== DATA FOR THIS TASK
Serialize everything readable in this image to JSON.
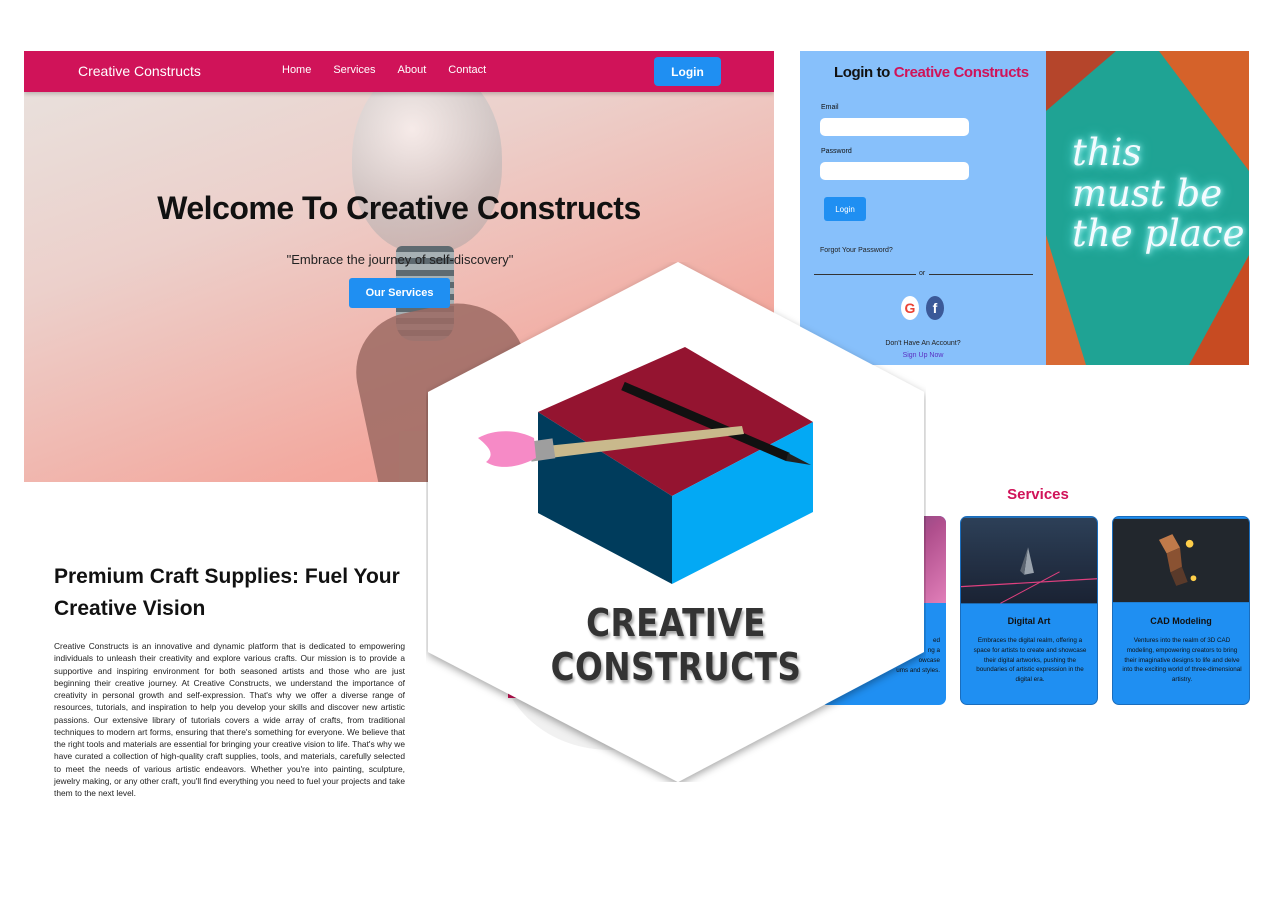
{
  "landing": {
    "brand": "Creative Constructs",
    "nav": [
      "Home",
      "Services",
      "About",
      "Contact"
    ],
    "login_label": "Login",
    "hero_title": "Welcome To Creative Constructs",
    "hero_subtitle": "\"Embrace the journey of self-discovery\"",
    "hero_button": "Our Services"
  },
  "login": {
    "title_prefix": "Login to",
    "title_accent": "Creative Constructs",
    "email_label": "Email",
    "password_label": "Password",
    "button": "Login",
    "forgot": "Forgot Your Password?",
    "or": "or",
    "google_glyph": "G",
    "facebook_glyph": "f",
    "no_account": "Don't Have An Account?",
    "sign_up": "Sign Up Now",
    "neon_lines": [
      "this",
      "must be",
      "the place"
    ]
  },
  "about": {
    "title": "Premium Craft Supplies: Fuel Your Creative Vision",
    "body": "Creative Constructs is an innovative and dynamic platform that is dedicated to empowering individuals to unleash their creativity and explore various crafts. Our mission is to provide a supportive and inspiring environment for both seasoned artists and those who are just beginning their creative journey. At Creative Constructs, we understand the importance of creativity in personal growth and self-expression. That's why we offer a diverse range of resources, tutorials, and inspiration to help you develop your skills and discover new artistic passions. Our extensive library of tutorials covers a wide array of crafts, from traditional techniques to modern art forms, ensuring that there's something for everyone. We believe that the right tools and materials are essential for bringing your creative vision to life. That's why we have curated a collection of high-quality craft supplies, tools, and materials, carefully selected to meet the needs of various artistic endeavors. Whether you're into painting, sculpture, jewelry making, or any other craft, you'll find everything you need to fuel your projects and take them to the next level."
  },
  "services": {
    "title": "Services",
    "partial_card_fragments": [
      "ed",
      "ng a",
      "owcase",
      "ums and styles."
    ],
    "cards": [
      {
        "name": "Digital Art",
        "desc": "Embraces the digital realm, offering a space for artists to create and showcase their digital artworks, pushing the boundaries of artistic expression in the digital era."
      },
      {
        "name": "CAD Modeling",
        "desc": "Ventures into the realm of 3D CAD modeling, empowering creators to bring their imaginative designs to life and delve into the exciting world of three-dimensional artistry."
      }
    ]
  },
  "logo": {
    "text": "CREATIVE CONSTRUCTS"
  },
  "colors": {
    "brand_pink": "#d01359",
    "button_blue": "#1f8ff2",
    "login_bg": "#87c0fb",
    "cube_top": "#941430",
    "cube_left": "#003c5c",
    "cube_right": "#03a9f4"
  }
}
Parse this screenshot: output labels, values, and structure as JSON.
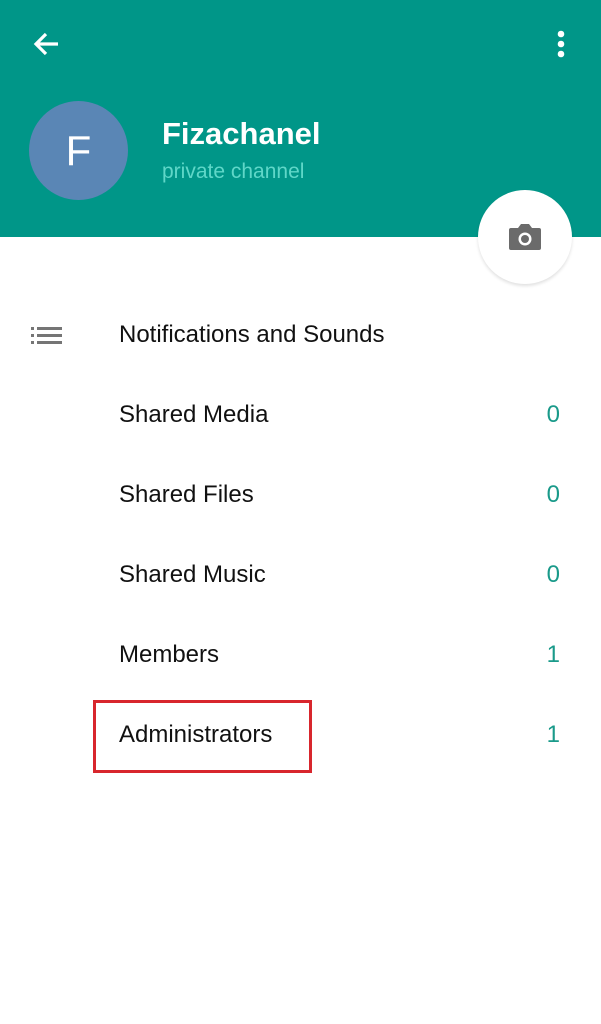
{
  "header": {
    "title": "Fizachanel",
    "subtitle": "private channel",
    "avatar_letter": "F",
    "color": "#009688",
    "avatar_color": "#5a86b5"
  },
  "icons": {
    "back": "arrow-left-icon",
    "more": "more-vertical-icon",
    "camera": "camera-icon",
    "list": "list-icon"
  },
  "items": [
    {
      "label": "Notifications and Sounds",
      "count": ""
    },
    {
      "label": "Shared Media",
      "count": "0"
    },
    {
      "label": "Shared Files",
      "count": "0"
    },
    {
      "label": "Shared Music",
      "count": "0"
    },
    {
      "label": "Members",
      "count": "1"
    },
    {
      "label": "Administrators",
      "count": "1"
    }
  ],
  "highlight_color": "#d8262d"
}
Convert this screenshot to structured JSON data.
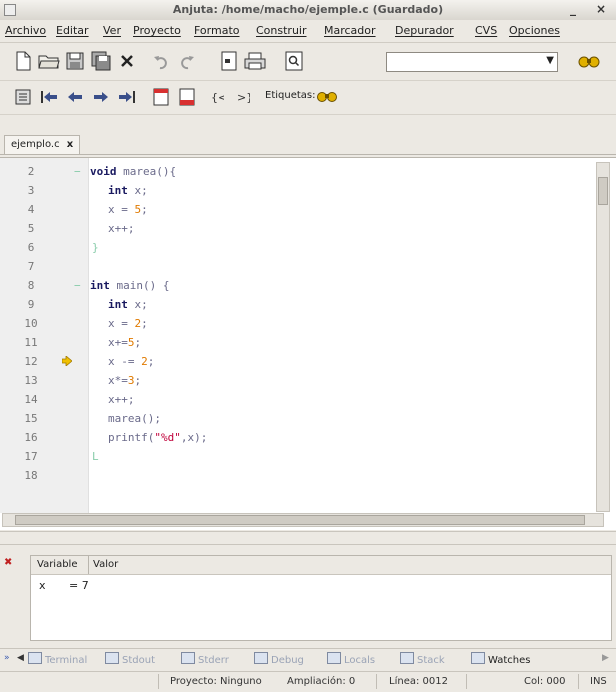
{
  "window": {
    "title": "Anjuta: /home/macho/ejemple.c (Guardado)",
    "minimize_glyph": "_",
    "close_glyph": "×"
  },
  "menu": [
    {
      "label": "Archivo"
    },
    {
      "label": "Editar"
    },
    {
      "label": "Ver"
    },
    {
      "label": "Proyecto"
    },
    {
      "label": "Formato"
    },
    {
      "label": "Construir"
    },
    {
      "label": "Marcador"
    },
    {
      "label": "Depurador"
    },
    {
      "label": "CVS"
    },
    {
      "label": "Opciones"
    }
  ],
  "toolbar2": {
    "tags_label": "Etiquetas:"
  },
  "editor": {
    "tab_label": "ejemplo.c",
    "tab_close": "x",
    "lines": [
      {
        "num": "2",
        "fold": "−"
      },
      {
        "num": "3"
      },
      {
        "num": "4"
      },
      {
        "num": "5"
      },
      {
        "num": "6",
        "fold": "}"
      },
      {
        "num": "7"
      },
      {
        "num": "8",
        "fold": "−"
      },
      {
        "num": "9"
      },
      {
        "num": "10"
      },
      {
        "num": "11"
      },
      {
        "num": "12"
      },
      {
        "num": "13"
      },
      {
        "num": "14"
      },
      {
        "num": "15"
      },
      {
        "num": "16"
      },
      {
        "num": "17",
        "fold": "L"
      },
      {
        "num": "18"
      }
    ],
    "code": {
      "l2_kw": "void",
      "l2_rest": " marea(){",
      "l3_kw": "int",
      "l3_rest": " x;",
      "l4_a": "x = ",
      "l4_num": "5",
      "l4_b": ";",
      "l5": "x++;",
      "l8_kw": "int",
      "l8_rest": " main() {",
      "l9_kw": "int",
      "l9_rest": " x;",
      "l10_a": "x = ",
      "l10_num": "2",
      "l10_b": ";",
      "l11_a": "x+=",
      "l11_num": "5",
      "l11_b": ";",
      "l12_a": "x -= ",
      "l12_num": "2",
      "l12_b": ";",
      "l13_a": "x*=",
      "l13_num": "3",
      "l13_b": ";",
      "l14": "x++;",
      "l15": "marea();",
      "l16_a": "printf(",
      "l16_str": "\"%d\"",
      "l16_b": ",x);"
    }
  },
  "watches": {
    "col_variable": "Variable",
    "col_value": "Valor",
    "rows": [
      {
        "variable": "x",
        "value": "= 7"
      }
    ]
  },
  "bottom_tabs": [
    {
      "label": "Terminal"
    },
    {
      "label": "Stdout"
    },
    {
      "label": "Stderr"
    },
    {
      "label": "Debug"
    },
    {
      "label": "Locals"
    },
    {
      "label": "Stack"
    },
    {
      "label": "Watches"
    }
  ],
  "status": {
    "project": "Proyecto: Ninguno",
    "zoom": "Ampliación: 0",
    "line": "Línea: 0012",
    "col": "Col: 000",
    "mode": "INS"
  },
  "colors": {
    "keyword": "#1a1a60",
    "number": "#e07a00",
    "string": "#c0003a",
    "breakpoint_arrow": "#f0c000"
  }
}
====
WRITTEN REQUEST
Images must not appear in the copy; reproduce everything else in the records verbatim.

CORRECT RESPONSE
Serialize everything readable in this image to JSON.
{
  "landing": {
    "brand": "Creative Constructs",
    "nav": [
      "Home",
      "Services",
      "About",
      "Contact"
    ],
    "login_label": "Login",
    "hero_title": "Welcome To Creative Constructs",
    "hero_subtitle": "\"Embrace the journey of self-discovery\"",
    "hero_button": "Our Services"
  },
  "login": {
    "title_prefix": "Login to",
    "title_accent": "Creative Constructs",
    "email_label": "Email",
    "password_label": "Password",
    "button": "Login",
    "forgot": "Forgot Your Password?",
    "or": "or",
    "google_glyph": "G",
    "facebook_glyph": "f",
    "no_account": "Don't Have An Account?",
    "sign_up": "Sign Up Now",
    "neon_lines": [
      "this",
      "must be",
      "the place"
    ]
  },
  "about": {
    "title": "Premium Craft Supplies: Fuel Your Creative Vision",
    "body": "Creative Constructs is an innovative and dynamic platform that is dedicated to empowering individuals to unleash their creativity and explore various crafts. Our mission is to provide a supportive and inspiring environment for both seasoned artists and those who are just beginning their creative journey. At Creative Constructs, we understand the importance of creativity in personal growth and self-expression. That's why we offer a diverse range of resources, tutorials, and inspiration to help you develop your skills and discover new artistic passions. Our extensive library of tutorials covers a wide array of crafts, from traditional techniques to modern art forms, ensuring that there's something for everyone. We believe that the right tools and materials are essential for bringing your creative vision to life. That's why we have curated a collection of high-quality craft supplies, tools, and materials, carefully selected to meet the needs of various artistic endeavors. Whether you're into painting, sculpture, jewelry making, or any other craft, you'll find everything you need to fuel your projects and take them to the next level."
  },
  "services": {
    "title": "Services",
    "partial_card_fragments": [
      "ed",
      "ng a",
      "owcase",
      "ums and styles."
    ],
    "cards": [
      {
        "name": "Digital Art",
        "desc": "Embraces the digital realm, offering a space for artists to create and showcase their digital artworks, pushing the boundaries of artistic expression in the digital era."
      },
      {
        "name": "CAD Modeling",
        "desc": "Ventures into the realm of 3D CAD modeling, empowering creators to bring their imaginative designs to life and delve into the exciting world of three-dimensional artistry."
      }
    ]
  },
  "logo": {
    "text": "CREATIVE CONSTRUCTS"
  },
  "colors": {
    "brand_pink": "#d01359",
    "button_blue": "#1f8ff2",
    "login_bg": "#87c0fb",
    "cube_top": "#941430",
    "cube_left": "#003c5c",
    "cube_right": "#03a9f4"
  }
}
Parse this screenshot: output labels, values, and structure as JSON.
{
  "header": {
    "title": "Fizachanel",
    "subtitle": "private channel",
    "avatar_letter": "F",
    "color": "#009688",
    "avatar_color": "#5a86b5"
  },
  "icons": {
    "back": "arrow-left-icon",
    "more": "more-vertical-icon",
    "camera": "camera-icon",
    "list": "list-icon"
  },
  "items": [
    {
      "label": "Notifications and Sounds",
      "count": ""
    },
    {
      "label": "Shared Media",
      "count": "0"
    },
    {
      "label": "Shared Files",
      "count": "0"
    },
    {
      "label": "Shared Music",
      "count": "0"
    },
    {
      "label": "Members",
      "count": "1"
    },
    {
      "label": "Administrators",
      "count": "1"
    }
  ],
  "highlight_color": "#d8262d"
}
Convert this screenshot to structured JSON data.
{
  "window": {
    "title": "Anjuta: /home/macho/ejemple.c (Guardado)",
    "minimize_glyph": "_",
    "close_glyph": "×"
  },
  "menu": [
    {
      "label": "Archivo"
    },
    {
      "label": "Editar"
    },
    {
      "label": "Ver"
    },
    {
      "label": "Proyecto"
    },
    {
      "label": "Formato"
    },
    {
      "label": "Construir"
    },
    {
      "label": "Marcador"
    },
    {
      "label": "Depurador"
    },
    {
      "label": "CVS"
    },
    {
      "label": "Opciones"
    }
  ],
  "toolbar2": {
    "tags_label": "Etiquetas:"
  },
  "editor": {
    "tab_label": "ejemplo.c",
    "tab_close": "x",
    "lines": [
      {
        "num": "2",
        "fold": "−"
      },
      {
        "num": "3"
      },
      {
        "num": "4"
      },
      {
        "num": "5"
      },
      {
        "num": "6",
        "fold": "}"
      },
      {
        "num": "7"
      },
      {
        "num": "8",
        "fold": "−"
      },
      {
        "num": "9"
      },
      {
        "num": "10"
      },
      {
        "num": "11"
      },
      {
        "num": "12"
      },
      {
        "num": "13"
      },
      {
        "num": "14"
      },
      {
        "num": "15"
      },
      {
        "num": "16"
      },
      {
        "num": "17",
        "fold": "L"
      },
      {
        "num": "18"
      }
    ],
    "code": {
      "l2_kw": "void",
      "l2_rest": " marea(){",
      "l3_kw": "int",
      "l3_rest": " x;",
      "l4_a": "x = ",
      "l4_num": "5",
      "l4_b": ";",
      "l5": "x++;",
      "l8_kw": "int",
      "l8_rest": " main() {",
      "l9_kw": "int",
      "l9_rest": " x;",
      "l10_a": "x = ",
      "l10_num": "2",
      "l10_b": ";",
      "l11_a": "x+=",
      "l11_num": "5",
      "l11_b": ";",
      "l12_a": "x -= ",
      "l12_num": "2",
      "l12_b": ";",
      "l13_a": "x*=",
      "l13_num": "3",
      "l13_b": ";",
      "l14": "x++;",
      "l15": "marea();",
      "l16_a": "printf(",
      "l16_str": "\"%d\"",
      "l16_b": ",x);"
    }
  },
  "watches": {
    "col_variable": "Variable",
    "col_value": "Valor",
    "rows": [
      {
        "variable": "x",
        "value": "= 7"
      }
    ]
  },
  "bottom_tabs": [
    {
      "label": "Terminal"
    },
    {
      "label": "Stdout"
    },
    {
      "label": "Stderr"
    },
    {
      "label": "Debug"
    },
    {
      "label": "Locals"
    },
    {
      "label": "Stack"
    },
    {
      "label": "Watches"
    }
  ],
  "status": {
    "project": "Proyecto: Ninguno",
    "zoom": "Ampliación: 0",
    "line": "Línea: 0012",
    "col": "Col: 000",
    "mode": "INS"
  },
  "colors": {
    "keyword": "#1a1a60",
    "number": "#e07a00",
    "string": "#c0003a",
    "breakpoint_arrow": "#f0c000"
  }
}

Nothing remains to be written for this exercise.